▶ Excerpted data:
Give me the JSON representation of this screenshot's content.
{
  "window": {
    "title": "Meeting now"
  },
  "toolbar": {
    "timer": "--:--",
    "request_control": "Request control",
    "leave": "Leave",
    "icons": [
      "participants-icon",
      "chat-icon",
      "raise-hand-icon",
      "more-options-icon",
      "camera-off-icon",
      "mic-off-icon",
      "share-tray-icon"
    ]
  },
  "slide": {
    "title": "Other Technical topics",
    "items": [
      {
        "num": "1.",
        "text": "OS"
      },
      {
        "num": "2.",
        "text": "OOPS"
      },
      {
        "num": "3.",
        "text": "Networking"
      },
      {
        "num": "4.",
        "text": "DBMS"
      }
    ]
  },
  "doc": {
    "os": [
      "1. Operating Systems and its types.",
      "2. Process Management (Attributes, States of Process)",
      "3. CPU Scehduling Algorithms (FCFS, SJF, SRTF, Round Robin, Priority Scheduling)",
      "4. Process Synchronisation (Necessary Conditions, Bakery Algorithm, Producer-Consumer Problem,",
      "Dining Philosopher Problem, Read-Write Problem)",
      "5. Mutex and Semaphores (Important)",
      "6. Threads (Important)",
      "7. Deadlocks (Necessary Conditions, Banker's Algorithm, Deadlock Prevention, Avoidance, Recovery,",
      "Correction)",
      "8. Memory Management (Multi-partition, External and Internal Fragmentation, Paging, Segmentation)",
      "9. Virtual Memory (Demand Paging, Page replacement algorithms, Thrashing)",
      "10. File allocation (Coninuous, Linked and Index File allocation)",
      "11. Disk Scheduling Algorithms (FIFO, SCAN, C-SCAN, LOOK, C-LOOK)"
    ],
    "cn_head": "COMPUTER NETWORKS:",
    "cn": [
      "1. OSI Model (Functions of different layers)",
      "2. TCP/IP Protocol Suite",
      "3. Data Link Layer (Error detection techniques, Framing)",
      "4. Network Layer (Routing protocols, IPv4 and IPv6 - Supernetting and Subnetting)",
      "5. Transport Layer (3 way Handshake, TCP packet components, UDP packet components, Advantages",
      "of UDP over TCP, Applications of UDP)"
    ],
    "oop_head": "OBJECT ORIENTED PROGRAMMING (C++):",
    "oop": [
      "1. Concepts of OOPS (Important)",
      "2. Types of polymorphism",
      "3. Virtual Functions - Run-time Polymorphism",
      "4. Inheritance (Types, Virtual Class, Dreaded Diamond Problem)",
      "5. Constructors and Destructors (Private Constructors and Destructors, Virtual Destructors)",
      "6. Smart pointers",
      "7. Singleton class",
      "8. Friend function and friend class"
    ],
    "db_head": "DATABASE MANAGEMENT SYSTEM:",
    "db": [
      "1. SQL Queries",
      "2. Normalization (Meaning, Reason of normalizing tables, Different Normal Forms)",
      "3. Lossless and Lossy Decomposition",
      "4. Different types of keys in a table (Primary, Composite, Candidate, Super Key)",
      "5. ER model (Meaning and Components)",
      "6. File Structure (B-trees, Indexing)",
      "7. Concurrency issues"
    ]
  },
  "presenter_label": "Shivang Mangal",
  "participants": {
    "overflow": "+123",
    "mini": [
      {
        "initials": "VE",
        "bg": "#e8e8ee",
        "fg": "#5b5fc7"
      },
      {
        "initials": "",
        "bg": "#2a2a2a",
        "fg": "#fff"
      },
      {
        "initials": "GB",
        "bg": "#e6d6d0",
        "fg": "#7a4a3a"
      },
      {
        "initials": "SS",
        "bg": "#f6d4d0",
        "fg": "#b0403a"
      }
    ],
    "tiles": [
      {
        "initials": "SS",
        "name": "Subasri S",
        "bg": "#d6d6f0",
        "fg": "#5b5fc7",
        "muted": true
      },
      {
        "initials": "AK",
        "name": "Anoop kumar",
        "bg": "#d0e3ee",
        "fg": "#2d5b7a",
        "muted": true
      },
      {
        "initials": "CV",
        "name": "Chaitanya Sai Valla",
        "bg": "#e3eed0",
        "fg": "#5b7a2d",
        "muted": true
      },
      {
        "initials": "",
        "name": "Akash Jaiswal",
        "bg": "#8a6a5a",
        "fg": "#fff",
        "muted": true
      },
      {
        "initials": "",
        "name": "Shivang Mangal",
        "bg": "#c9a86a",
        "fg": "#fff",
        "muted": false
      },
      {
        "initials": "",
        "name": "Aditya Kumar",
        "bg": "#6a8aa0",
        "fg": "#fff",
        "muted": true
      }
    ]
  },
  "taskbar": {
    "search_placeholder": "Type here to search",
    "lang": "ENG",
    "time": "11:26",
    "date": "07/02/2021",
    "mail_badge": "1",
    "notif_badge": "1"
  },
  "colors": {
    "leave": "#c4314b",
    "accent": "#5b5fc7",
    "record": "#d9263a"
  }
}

▶ What the task requires:
Transcribe the whole listing with nothing added or left out.

▶ Output:
Give me the JSON representation of this screenshot's content.
{
  "window": {
    "title": "Meeting now"
  },
  "toolbar": {
    "timer": "--:--",
    "request_control": "Request control",
    "leave": "Leave",
    "icons": [
      "participants-icon",
      "chat-icon",
      "raise-hand-icon",
      "more-options-icon",
      "camera-off-icon",
      "mic-off-icon",
      "share-tray-icon"
    ]
  },
  "slide": {
    "title": "Other Technical topics",
    "items": [
      {
        "num": "1.",
        "text": "OS"
      },
      {
        "num": "2.",
        "text": "OOPS"
      },
      {
        "num": "3.",
        "text": "Networking"
      },
      {
        "num": "4.",
        "text": "DBMS"
      }
    ]
  },
  "doc": {
    "os": [
      "1. Operating Systems and its types.",
      "2. Process Management (Attributes, States of Process)",
      "3. CPU Scehduling Algorithms (FCFS, SJF, SRTF, Round Robin, Priority Scheduling)",
      "4. Process Synchronisation (Necessary Conditions, Bakery Algorithm, Producer-Consumer Problem,",
      "Dining Philosopher Problem, Read-Write Problem)",
      "5. Mutex and Semaphores (Important)",
      "6. Threads (Important)",
      "7. Deadlocks (Necessary Conditions, Banker's Algorithm, Deadlock Prevention, Avoidance, Recovery,",
      "Correction)",
      "8. Memory Management (Multi-partition, External and Internal Fragmentation, Paging, Segmentation)",
      "9. Virtual Memory (Demand Paging, Page replacement algorithms, Thrashing)",
      "10. File allocation (Coninuous, Linked and Index File allocation)",
      "11. Disk Scheduling Algorithms (FIFO, SCAN, C-SCAN, LOOK, C-LOOK)"
    ],
    "cn_head": "COMPUTER NETWORKS:",
    "cn": [
      "1. OSI Model (Functions of different layers)",
      "2. TCP/IP Protocol Suite",
      "3. Data Link Layer (Error detection techniques, Framing)",
      "4. Network Layer (Routing protocols, IPv4 and IPv6 - Supernetting and Subnetting)",
      "5. Transport Layer (3 way Handshake, TCP packet components, UDP packet components, Advantages",
      "of UDP over TCP, Applications of UDP)"
    ],
    "oop_head": "OBJECT ORIENTED PROGRAMMING (C++):",
    "oop": [
      "1. Concepts of OOPS (Important)",
      "2. Types of polymorphism",
      "3. Virtual Functions - Run-time Polymorphism",
      "4. Inheritance (Types, Virtual Class, Dreaded Diamond Problem)",
      "5. Constructors and Destructors (Private Constructors and Destructors, Virtual Destructors)",
      "6. Smart pointers",
      "7. Singleton class",
      "8. Friend function and friend class"
    ],
    "db_head": "DATABASE MANAGEMENT SYSTEM:",
    "db": [
      "1. SQL Queries",
      "2. Normalization (Meaning, Reason of normalizing tables, Different Normal Forms)",
      "3. Lossless and Lossy Decomposition",
      "4. Different types of keys in a table (Primary, Composite, Candidate, Super Key)",
      "5. ER model (Meaning and Components)",
      "6. File Structure (B-trees, Indexing)",
      "7. Concurrency issues"
    ]
  },
  "presenter_label": "Shivang Mangal",
  "participants": {
    "overflow": "+123",
    "mini": [
      {
        "initials": "VE",
        "bg": "#e8e8ee",
        "fg": "#5b5fc7"
      },
      {
        "initials": "",
        "bg": "#2a2a2a",
        "fg": "#fff"
      },
      {
        "initials": "GB",
        "bg": "#e6d6d0",
        "fg": "#7a4a3a"
      },
      {
        "initials": "SS",
        "bg": "#f6d4d0",
        "fg": "#b0403a"
      }
    ],
    "tiles": [
      {
        "initials": "SS",
        "name": "Subasri S",
        "bg": "#d6d6f0",
        "fg": "#5b5fc7",
        "muted": true
      },
      {
        "initials": "AK",
        "name": "Anoop kumar",
        "bg": "#d0e3ee",
        "fg": "#2d5b7a",
        "muted": true
      },
      {
        "initials": "CV",
        "name": "Chaitanya Sai Valla",
        "bg": "#e3eed0",
        "fg": "#5b7a2d",
        "muted": true
      },
      {
        "initials": "",
        "name": "Akash Jaiswal",
        "bg": "#8a6a5a",
        "fg": "#fff",
        "muted": true
      },
      {
        "initials": "",
        "name": "Shivang Mangal",
        "bg": "#c9a86a",
        "fg": "#fff",
        "muted": false
      },
      {
        "initials": "",
        "name": "Aditya Kumar",
        "bg": "#6a8aa0",
        "fg": "#fff",
        "muted": true
      }
    ]
  },
  "taskbar": {
    "search_placeholder": "Type here to search",
    "lang": "ENG",
    "time": "11:26",
    "date": "07/02/2021",
    "mail_badge": "1",
    "notif_badge": "1"
  },
  "colors": {
    "leave": "#c4314b",
    "accent": "#5b5fc7",
    "record": "#d9263a"
  }
}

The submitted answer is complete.